▶ [WHAT YOU ARE ASKED TO DO]: Each line containing the word "name" must be collected.

▶ [DATA SHOWN]:
>>>>
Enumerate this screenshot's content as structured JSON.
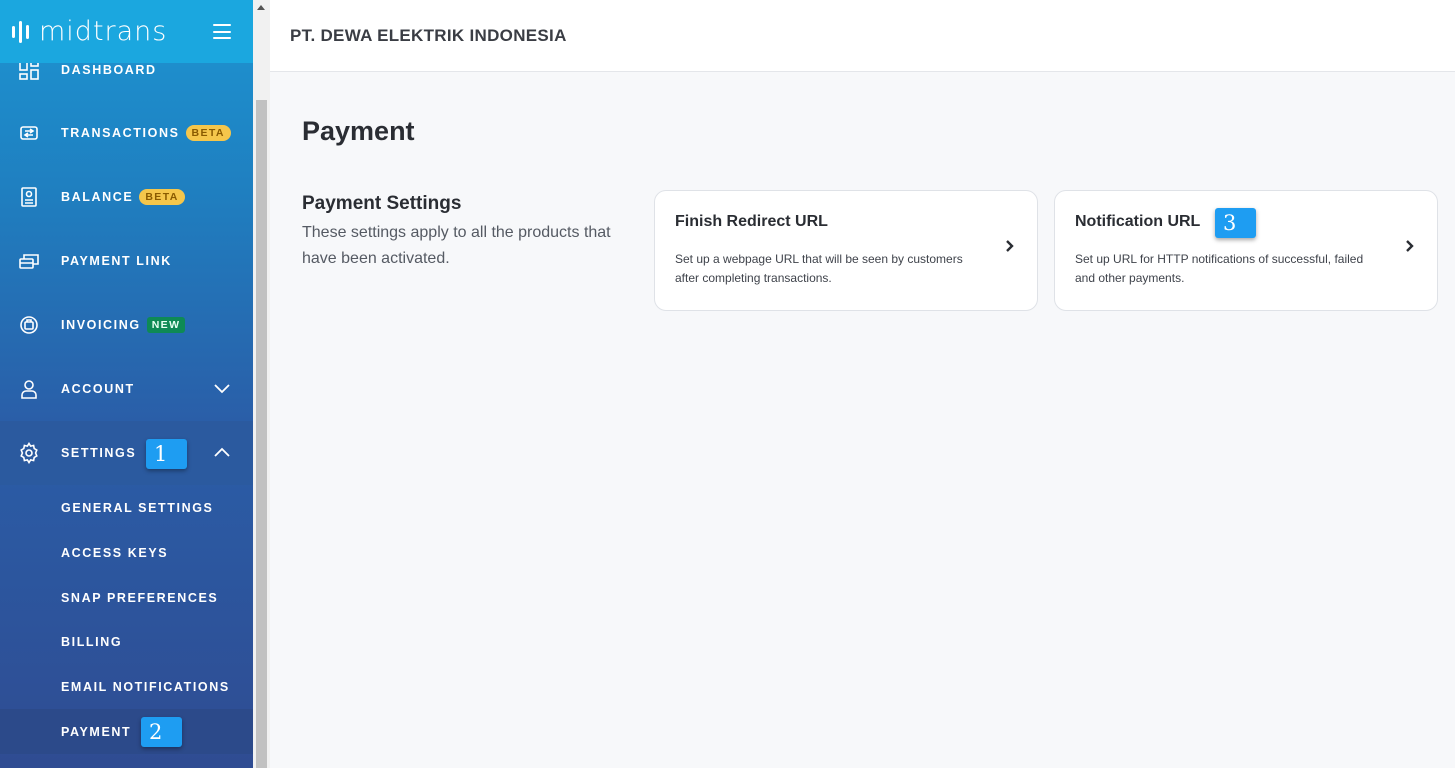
{
  "brand": {
    "name": "midtrans"
  },
  "merchant": {
    "name": "PT. DEWA ELEKTRIK INDONESIA"
  },
  "sidebar": {
    "items": [
      {
        "label": "DASHBOARD",
        "icon": "dashboard-icon"
      },
      {
        "label": "TRANSACTIONS",
        "icon": "transactions-icon",
        "badge": "BETA"
      },
      {
        "label": "BALANCE",
        "icon": "balance-icon",
        "badge": "BETA"
      },
      {
        "label": "PAYMENT LINK",
        "icon": "payment-link-icon"
      },
      {
        "label": "INVOICING",
        "icon": "invoicing-icon",
        "badge": "NEW"
      },
      {
        "label": "ACCOUNT",
        "icon": "account-icon",
        "expand": "chevron-down-icon"
      },
      {
        "label": "SETTINGS",
        "icon": "gear-icon",
        "expand": "chevron-up-icon"
      }
    ],
    "settings_sub": [
      {
        "label": "GENERAL SETTINGS"
      },
      {
        "label": "ACCESS KEYS"
      },
      {
        "label": "SNAP PREFERENCES"
      },
      {
        "label": "BILLING"
      },
      {
        "label": "EMAIL NOTIFICATIONS"
      },
      {
        "label": "PAYMENT"
      }
    ]
  },
  "markers": {
    "m1": "1",
    "m2": "2",
    "m3": "3"
  },
  "main": {
    "title": "Payment",
    "section": {
      "title": "Payment Settings",
      "description": "These settings apply to all the products that have been activated."
    },
    "cards": [
      {
        "title": "Finish Redirect URL",
        "description": "Set up a webpage URL that will be seen by customers after completing transactions."
      },
      {
        "title": "Notification URL",
        "description": "Set up URL for HTTP notifications of successful, failed and other payments."
      }
    ]
  },
  "colors": {
    "sidebar_top": "#1ba7df",
    "sidebar_bottom": "#2f4c92",
    "beta_badge": "#f5c64b",
    "new_badge": "#0e8a55",
    "marker": "#1e9df2"
  }
}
<<<<
▶ [THE OUTPUT]:
    "name": "midtrans"
    "name": "PT. DEWA ELEKTRIK INDONESIA"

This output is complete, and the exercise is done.